■ To do ■
Look through the material below. Copy each line that contains the string "this".

========

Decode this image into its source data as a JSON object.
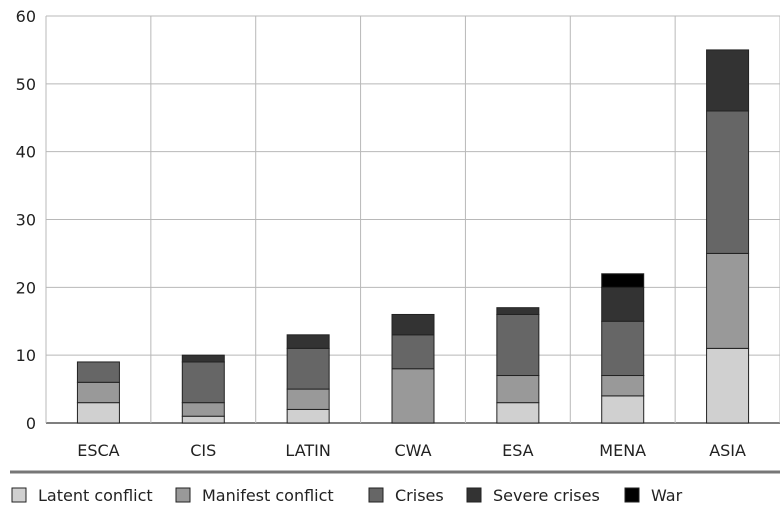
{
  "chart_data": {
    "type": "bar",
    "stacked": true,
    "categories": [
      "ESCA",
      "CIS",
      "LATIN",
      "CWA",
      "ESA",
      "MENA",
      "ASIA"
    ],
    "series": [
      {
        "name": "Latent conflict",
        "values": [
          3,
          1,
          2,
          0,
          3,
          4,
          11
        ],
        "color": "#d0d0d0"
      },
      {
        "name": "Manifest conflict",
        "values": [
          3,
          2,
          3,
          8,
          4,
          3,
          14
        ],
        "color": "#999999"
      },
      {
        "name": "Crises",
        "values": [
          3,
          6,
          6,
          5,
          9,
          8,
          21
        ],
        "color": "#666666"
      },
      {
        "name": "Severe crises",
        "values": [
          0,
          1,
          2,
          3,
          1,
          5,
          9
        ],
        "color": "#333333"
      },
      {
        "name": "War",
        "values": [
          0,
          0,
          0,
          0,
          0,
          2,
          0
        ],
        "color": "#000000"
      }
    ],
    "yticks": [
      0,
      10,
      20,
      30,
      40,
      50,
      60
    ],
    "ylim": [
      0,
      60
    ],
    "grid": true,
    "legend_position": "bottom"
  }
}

========

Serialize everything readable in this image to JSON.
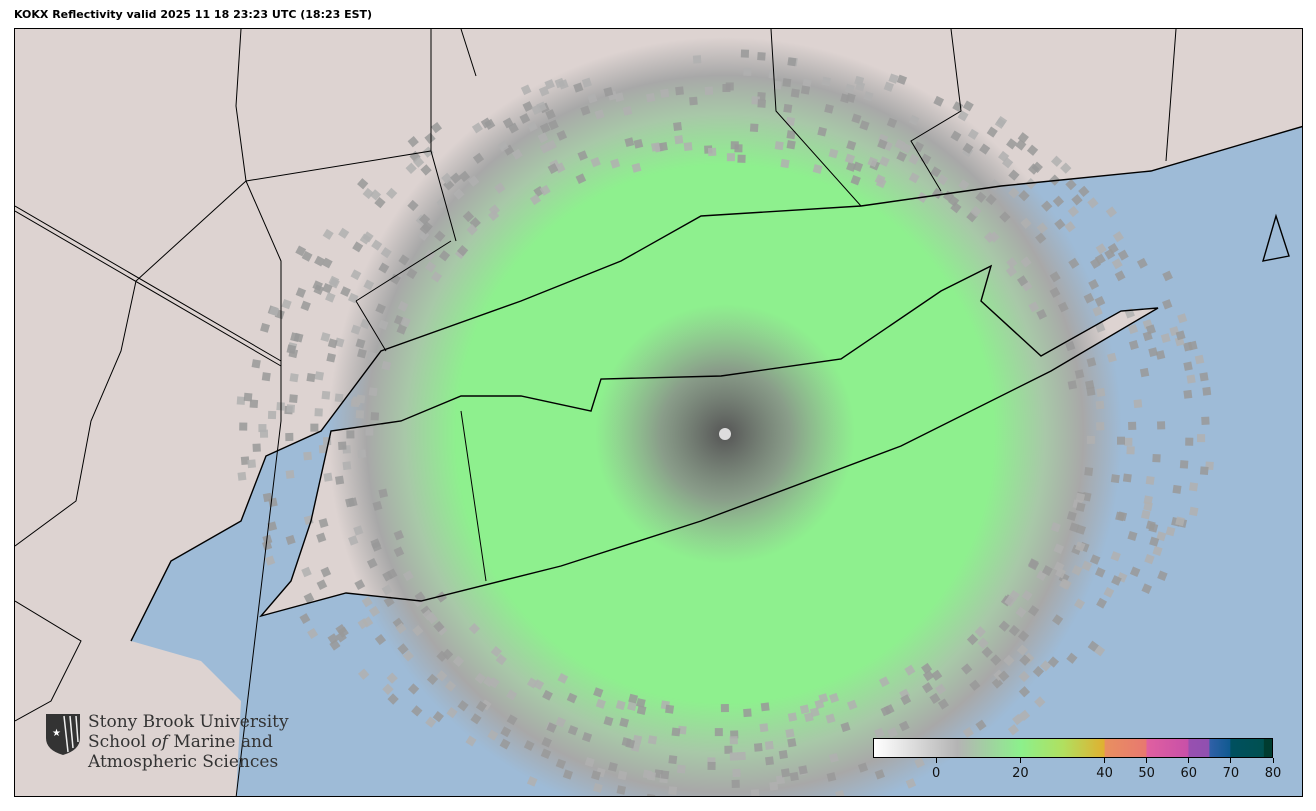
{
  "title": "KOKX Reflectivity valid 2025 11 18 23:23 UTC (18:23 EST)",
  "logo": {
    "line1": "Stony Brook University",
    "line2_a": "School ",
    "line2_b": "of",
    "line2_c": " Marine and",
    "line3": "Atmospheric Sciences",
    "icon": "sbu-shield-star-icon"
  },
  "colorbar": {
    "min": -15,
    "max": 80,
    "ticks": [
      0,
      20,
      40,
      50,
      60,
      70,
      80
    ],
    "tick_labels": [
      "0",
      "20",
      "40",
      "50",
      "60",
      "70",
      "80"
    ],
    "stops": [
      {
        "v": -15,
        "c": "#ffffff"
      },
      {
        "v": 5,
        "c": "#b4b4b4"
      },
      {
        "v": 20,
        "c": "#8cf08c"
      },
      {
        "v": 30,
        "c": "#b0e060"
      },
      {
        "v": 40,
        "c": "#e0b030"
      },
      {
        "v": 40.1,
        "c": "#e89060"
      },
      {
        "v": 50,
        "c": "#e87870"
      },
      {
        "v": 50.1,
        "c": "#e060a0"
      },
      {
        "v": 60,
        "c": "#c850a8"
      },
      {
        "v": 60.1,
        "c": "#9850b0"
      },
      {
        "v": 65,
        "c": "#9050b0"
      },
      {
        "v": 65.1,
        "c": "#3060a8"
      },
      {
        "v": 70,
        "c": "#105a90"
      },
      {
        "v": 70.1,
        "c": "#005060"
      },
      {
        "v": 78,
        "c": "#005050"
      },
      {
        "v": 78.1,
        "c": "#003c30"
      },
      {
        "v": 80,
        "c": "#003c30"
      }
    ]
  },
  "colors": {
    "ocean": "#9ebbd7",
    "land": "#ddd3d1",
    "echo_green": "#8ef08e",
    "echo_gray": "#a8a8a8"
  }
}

========

■ Task result ■
Decode this image into its source data as a JSON object.
Serialize everything readable in this image to JSON.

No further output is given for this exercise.